Work to be completed> Write out verbatim the passage of the article on social media marketing that begins with the words containing "Indeed, since the" and ends with "than 200 friends.".

Document text>
Download PDF |     Share     - +    

The objective, Dyke says, is to overlay the corporation’s identity with the notion of having fun. In other words, pulling consumers to the brand, rather than pushing them to buy a particular product. “Through the social media, we’re starting the conversation about what is going to the max,” she says. “The specific events were all about getting your friends together and rolling down a hill in a giant plastic sphere. This is part of a long-term strategy. We’re hoping to do this year after year.”

ALC deployed a similar tactic in its $1.1-million sponsorship of the Charlottetown Canada Games in August. It sent a team from its public affairs department to cover the event as “citizen reporters”. Says Dyke: “They blogged and twittered and took photos to post online. Initially, we thought maybe only our gang at the company would follow all of this. But we wound up with more than 200 followers on Twitter during that two-week period. By the time it was over, we had registered between 5,000 and 6,000 hits on our blog.” It’s too soon to declare unequivocal success, but the overall strategy seems to be gaining traction. For one thing, ALC’s Facebook page shows dozens of sturdy new fans. “You have to remember that this is an audience that doesn’t want to be sold,” Dyke says. “And we’ve learned a few things. You can’t overdose people. You can only put so many tweets out there before you get blocked. We’re trying to start a momentum – a groundswell – and let people catch on and share it with friends.”

In fact, nothing reveals the inherent flexibility of social media marketing better than its tendency to light fires under specific, clearly articulated ideas. Lori Cox is the president of Halifax-based Sconestone.com, a networking site and non-profit organization that promotes humanitarianism around the world. “Sculpted by Nova Scotia artist Warren MacLeod, the Sconestone, itself, is travelling the world on a journey of kindness,” she says. “It is designed to be an inspiration to all who touch it, to make the world a better place.”

The website is the virtual meeting place that both tracks the stone’s progress and provides an online forum for people to share their experiences and report their random acts of “pay-itforward” kindness. “Right now, the global community is starting to come together around this,” Cox says. “We have visitors from all over the United Kingdom, Canada, New Zealand and the United States…. Social media has 100 per cent facilitated this campaign. The challenge now is that we’re growing faster than we were prepared.”

Indeed, since the campaign’s launch last April, the website has been averaging between 30,000 and 60,000 views a month, and Sconestone’s Facebook page has welcomed more than 200 friends.

OBSERVERS POINT OUT that one of the biggest difficulties in ascertaining the commercial value of social media marketing is the youthfulness of the very platforms on which it depends.MySpace launched in 2003. Facebook, founded by a gaggle of roommates at Harvard and whose name derives from the sobriquet given to orientation publications that university administrations distribute to students at the start of the academic year, took its first breath in 2004. Twitter, established in 2006, is a squalling infant. And every year, more sites dramatically appear, seemingly out of thin air.

Given data>
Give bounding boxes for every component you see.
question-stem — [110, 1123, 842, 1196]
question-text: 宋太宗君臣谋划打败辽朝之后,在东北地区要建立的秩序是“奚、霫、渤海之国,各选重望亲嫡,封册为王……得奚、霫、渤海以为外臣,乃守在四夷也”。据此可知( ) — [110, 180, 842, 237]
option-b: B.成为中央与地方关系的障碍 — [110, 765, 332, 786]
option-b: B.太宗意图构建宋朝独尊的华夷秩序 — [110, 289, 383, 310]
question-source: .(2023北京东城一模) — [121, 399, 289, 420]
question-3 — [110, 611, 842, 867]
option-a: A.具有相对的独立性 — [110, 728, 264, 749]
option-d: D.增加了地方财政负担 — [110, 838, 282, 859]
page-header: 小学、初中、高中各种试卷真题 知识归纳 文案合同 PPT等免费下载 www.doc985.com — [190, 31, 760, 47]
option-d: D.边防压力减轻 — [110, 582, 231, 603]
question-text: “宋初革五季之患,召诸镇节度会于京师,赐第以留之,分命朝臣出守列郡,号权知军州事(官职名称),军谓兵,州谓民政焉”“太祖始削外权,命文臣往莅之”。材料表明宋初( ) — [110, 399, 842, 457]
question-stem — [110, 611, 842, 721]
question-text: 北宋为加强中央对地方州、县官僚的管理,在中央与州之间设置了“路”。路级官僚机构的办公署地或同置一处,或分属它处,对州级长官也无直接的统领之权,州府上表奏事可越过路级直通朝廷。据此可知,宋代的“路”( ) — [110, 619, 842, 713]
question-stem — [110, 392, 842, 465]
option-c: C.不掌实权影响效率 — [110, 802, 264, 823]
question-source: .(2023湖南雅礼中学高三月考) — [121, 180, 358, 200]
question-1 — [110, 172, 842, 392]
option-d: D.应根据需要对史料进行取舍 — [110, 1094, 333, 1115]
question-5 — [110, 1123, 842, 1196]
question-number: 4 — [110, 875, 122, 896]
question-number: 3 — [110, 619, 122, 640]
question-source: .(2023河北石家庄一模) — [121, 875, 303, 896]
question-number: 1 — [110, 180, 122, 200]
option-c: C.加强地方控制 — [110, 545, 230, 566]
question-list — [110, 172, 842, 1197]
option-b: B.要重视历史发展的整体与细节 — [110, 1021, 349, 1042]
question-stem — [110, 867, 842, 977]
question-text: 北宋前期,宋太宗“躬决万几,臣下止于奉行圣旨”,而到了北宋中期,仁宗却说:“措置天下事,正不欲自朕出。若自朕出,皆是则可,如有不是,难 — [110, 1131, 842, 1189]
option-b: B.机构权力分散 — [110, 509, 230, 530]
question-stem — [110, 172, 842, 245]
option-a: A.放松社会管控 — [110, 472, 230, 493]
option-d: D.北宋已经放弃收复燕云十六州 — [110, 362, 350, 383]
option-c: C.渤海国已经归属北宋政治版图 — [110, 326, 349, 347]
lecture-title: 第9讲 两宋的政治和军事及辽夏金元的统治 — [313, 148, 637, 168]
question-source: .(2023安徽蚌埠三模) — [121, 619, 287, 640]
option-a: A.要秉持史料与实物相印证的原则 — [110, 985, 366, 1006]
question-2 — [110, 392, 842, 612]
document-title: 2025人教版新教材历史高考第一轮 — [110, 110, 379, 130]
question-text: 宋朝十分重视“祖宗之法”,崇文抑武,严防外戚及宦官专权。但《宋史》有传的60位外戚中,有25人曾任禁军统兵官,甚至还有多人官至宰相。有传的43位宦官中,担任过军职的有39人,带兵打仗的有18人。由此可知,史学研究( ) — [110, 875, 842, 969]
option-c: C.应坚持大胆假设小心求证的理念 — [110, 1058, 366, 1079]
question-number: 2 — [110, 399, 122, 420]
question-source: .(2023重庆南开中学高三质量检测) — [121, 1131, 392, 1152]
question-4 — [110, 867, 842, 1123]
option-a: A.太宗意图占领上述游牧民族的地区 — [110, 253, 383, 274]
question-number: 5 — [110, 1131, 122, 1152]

Result of this task>
Indeed, since the campaign’s launch last April, the website has been averaging between 30,000 and 60,000 views a month, and Sconestone’s Facebook page has welcomed more than 200 friends.